§ GOAL
Leave out the pictures and transcribe the rest of the records exactly.

═════ DATA SUPPLIED

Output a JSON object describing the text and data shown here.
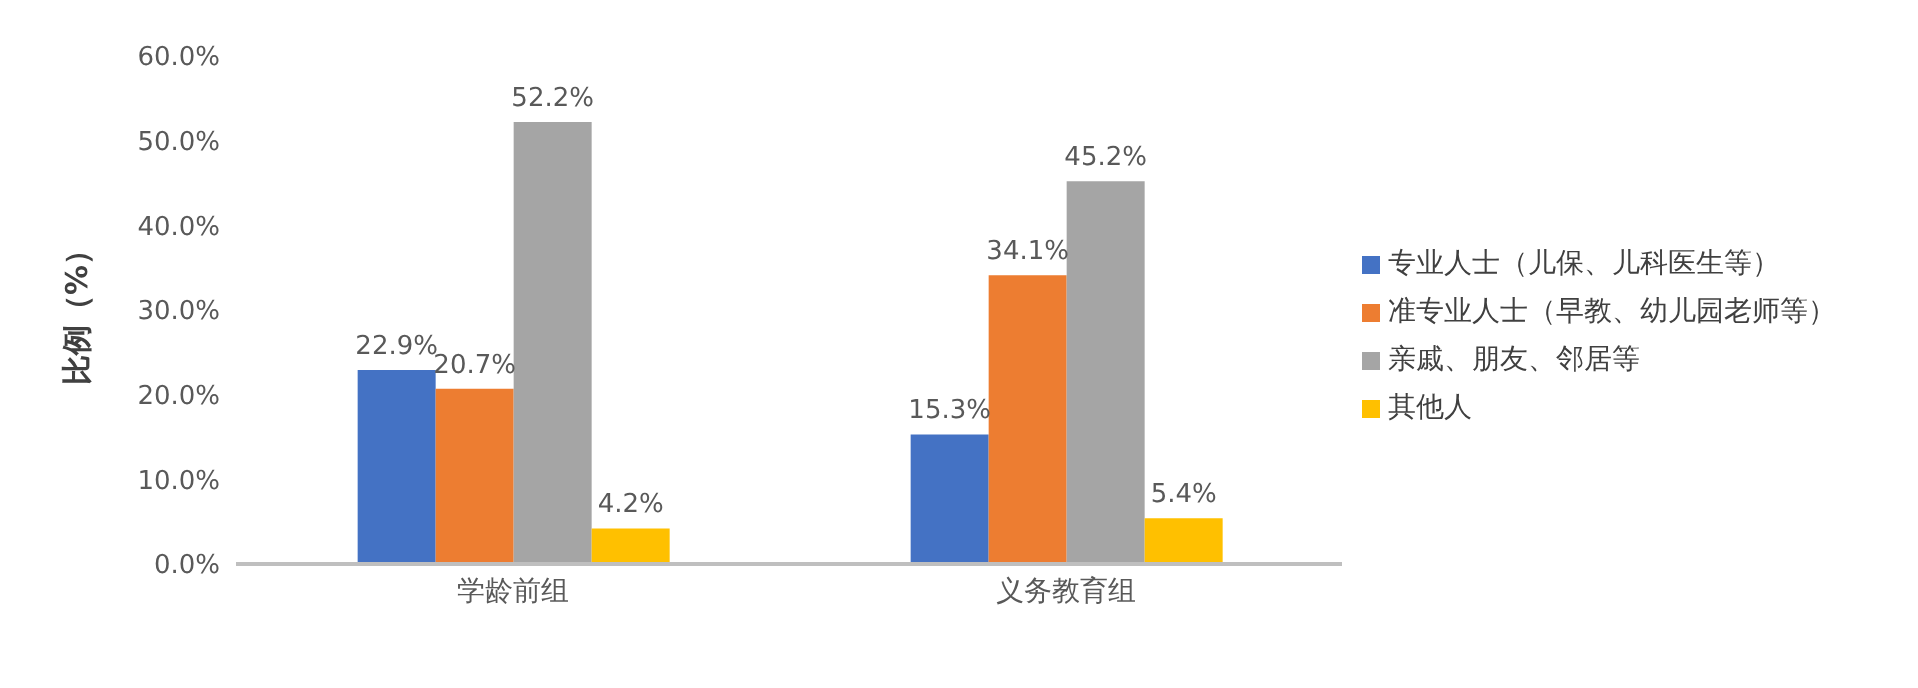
{
  "chart_data": {
    "type": "bar",
    "ylabel": "比例（%）",
    "categories": [
      "学龄前组",
      "义务教育组"
    ],
    "series": [
      {
        "name": "专业人士（儿保、儿科医生等）",
        "color": "#4472c4",
        "values": [
          22.9,
          15.3
        ],
        "value_labels": [
          "22.9%",
          "15.3%"
        ]
      },
      {
        "name": "准专业人士（早教、幼儿园老师等）",
        "color": "#ed7d31",
        "values": [
          20.7,
          34.1
        ],
        "value_labels": [
          "20.7%",
          "34.1%"
        ]
      },
      {
        "name": "亲戚、朋友、邻居等",
        "color": "#a5a5a5",
        "values": [
          52.2,
          45.2
        ],
        "value_labels": [
          "52.2%",
          "45.2%"
        ]
      },
      {
        "name": "其他人",
        "color": "#ffc000",
        "values": [
          4.2,
          5.4
        ],
        "value_labels": [
          "4.2%",
          "5.4%"
        ]
      }
    ],
    "ylim": [
      0,
      60
    ],
    "yticks": [
      {
        "value": 0,
        "label": "0.0%"
      },
      {
        "value": 10,
        "label": "10.0%"
      },
      {
        "value": 20,
        "label": "20.0%"
      },
      {
        "value": 30,
        "label": "30.0%"
      },
      {
        "value": 40,
        "label": "40.0%"
      },
      {
        "value": 50,
        "label": "50.0%"
      },
      {
        "value": 60,
        "label": "60.0%"
      }
    ],
    "grid": false,
    "legend": "right"
  }
}
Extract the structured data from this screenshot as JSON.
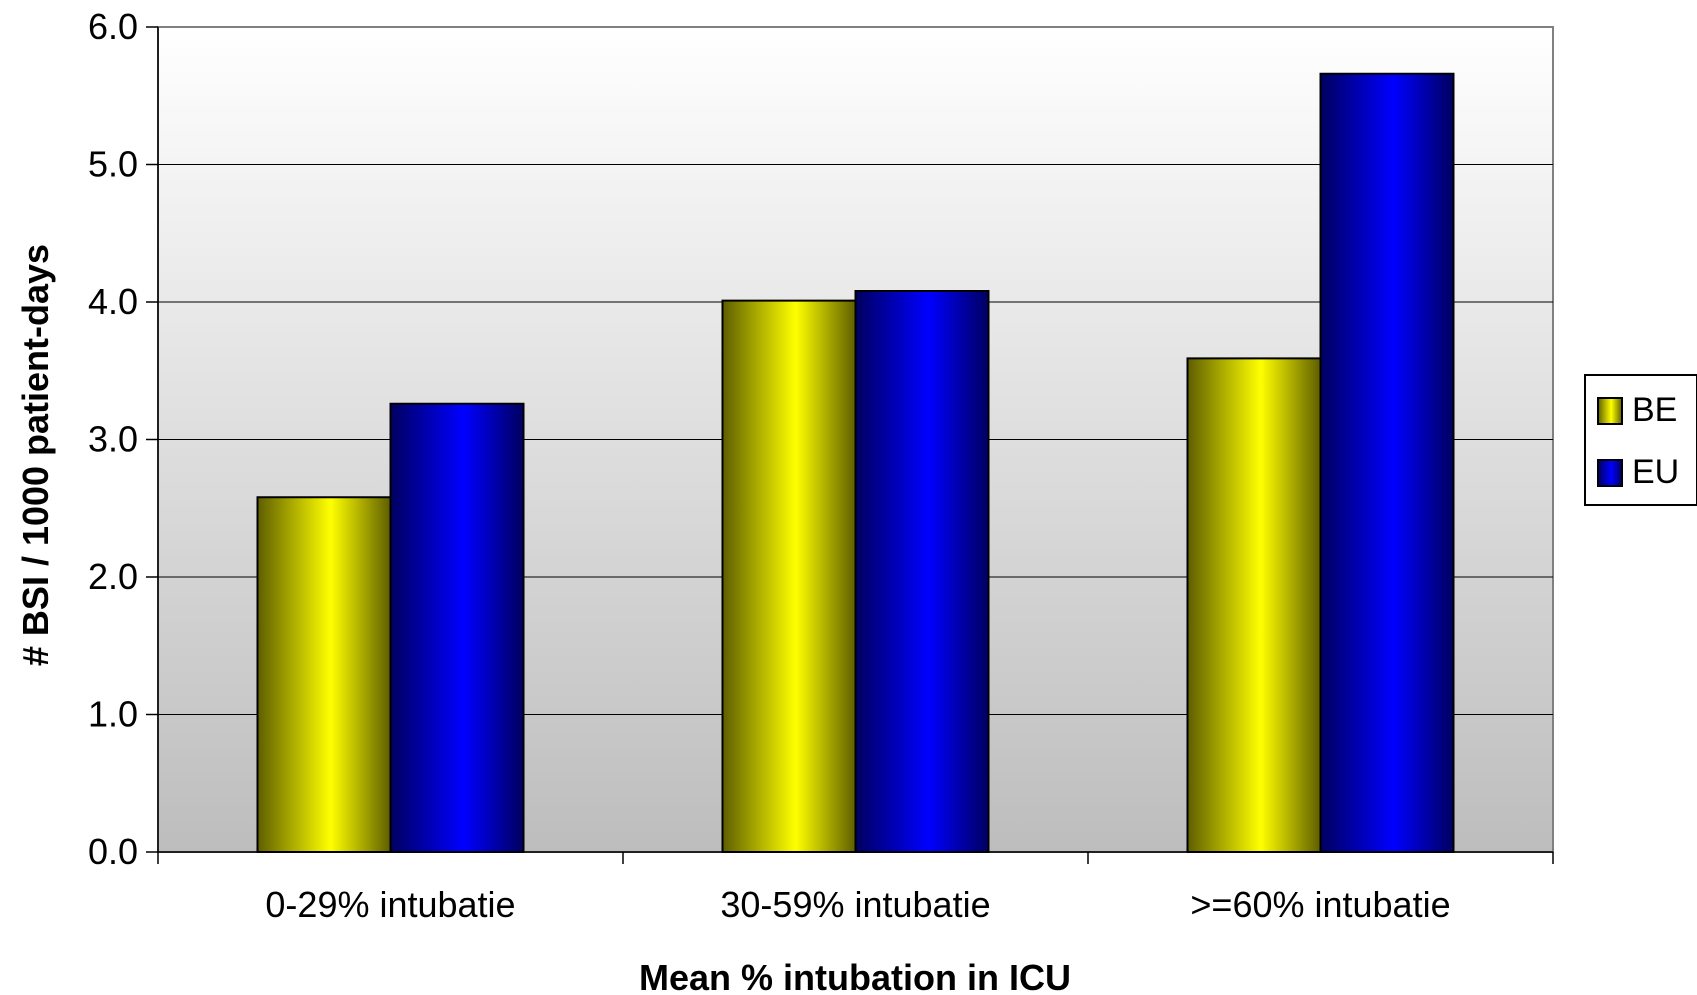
{
  "chart_data": {
    "type": "bar",
    "categories": [
      "0-29% intubatie",
      "30-59% intubatie",
      ">=60% intubatie"
    ],
    "series": [
      {
        "name": "BE",
        "values": [
          2.58,
          4.01,
          3.59
        ],
        "color_light": "#ffff00",
        "color_dark": "#5e5e00"
      },
      {
        "name": "EU",
        "values": [
          3.26,
          4.08,
          5.66
        ],
        "color_light": "#0000ff",
        "color_dark": "#000060"
      }
    ],
    "title": "",
    "xlabel": "Mean % intubation in ICU",
    "ylabel": "# BSI / 1000 patient-days",
    "ylim": [
      0,
      6
    ],
    "yticks": [
      "0.0",
      "1.0",
      "2.0",
      "3.0",
      "4.0",
      "5.0",
      "6.0"
    ],
    "grid": true,
    "legend": "right"
  }
}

══════════

§ RESULT OF THE TASK
Output a JSON object describing the text and data shown here.
{
  "chart_data": {
    "type": "bar",
    "ylabel": "比例（%）",
    "categories": [
      "学龄前组",
      "义务教育组"
    ],
    "series": [
      {
        "name": "专业人士（儿保、儿科医生等）",
        "color": "#4472c4",
        "values": [
          22.9,
          15.3
        ],
        "value_labels": [
          "22.9%",
          "15.3%"
        ]
      },
      {
        "name": "准专业人士（早教、幼儿园老师等）",
        "color": "#ed7d31",
        "values": [
          20.7,
          34.1
        ],
        "value_labels": [
          "20.7%",
          "34.1%"
        ]
      },
      {
        "name": "亲戚、朋友、邻居等",
        "color": "#a5a5a5",
        "values": [
          52.2,
          45.2
        ],
        "value_labels": [
          "52.2%",
          "45.2%"
        ]
      },
      {
        "name": "其他人",
        "color": "#ffc000",
        "values": [
          4.2,
          5.4
        ],
        "value_labels": [
          "4.2%",
          "5.4%"
        ]
      }
    ],
    "ylim": [
      0,
      60
    ],
    "yticks": [
      {
        "value": 0,
        "label": "0.0%"
      },
      {
        "value": 10,
        "label": "10.0%"
      },
      {
        "value": 20,
        "label": "20.0%"
      },
      {
        "value": 30,
        "label": "30.0%"
      },
      {
        "value": 40,
        "label": "40.0%"
      },
      {
        "value": 50,
        "label": "50.0%"
      },
      {
        "value": 60,
        "label": "60.0%"
      }
    ],
    "grid": false,
    "legend": "right"
  }
}
Extract the structured data from this screenshot as JSON.
{
  "chart_data": {
    "type": "bar",
    "categories": [
      "0-29% intubatie",
      "30-59% intubatie",
      ">=60% intubatie"
    ],
    "series": [
      {
        "name": "BE",
        "values": [
          2.58,
          4.01,
          3.59
        ],
        "color_light": "#ffff00",
        "color_dark": "#5e5e00"
      },
      {
        "name": "EU",
        "values": [
          3.26,
          4.08,
          5.66
        ],
        "color_light": "#0000ff",
        "color_dark": "#000060"
      }
    ],
    "title": "",
    "xlabel": "Mean % intubation in ICU",
    "ylabel": "# BSI / 1000 patient-days",
    "ylim": [
      0,
      6
    ],
    "yticks": [
      "0.0",
      "1.0",
      "2.0",
      "3.0",
      "4.0",
      "5.0",
      "6.0"
    ],
    "grid": true,
    "legend": "right"
  }
}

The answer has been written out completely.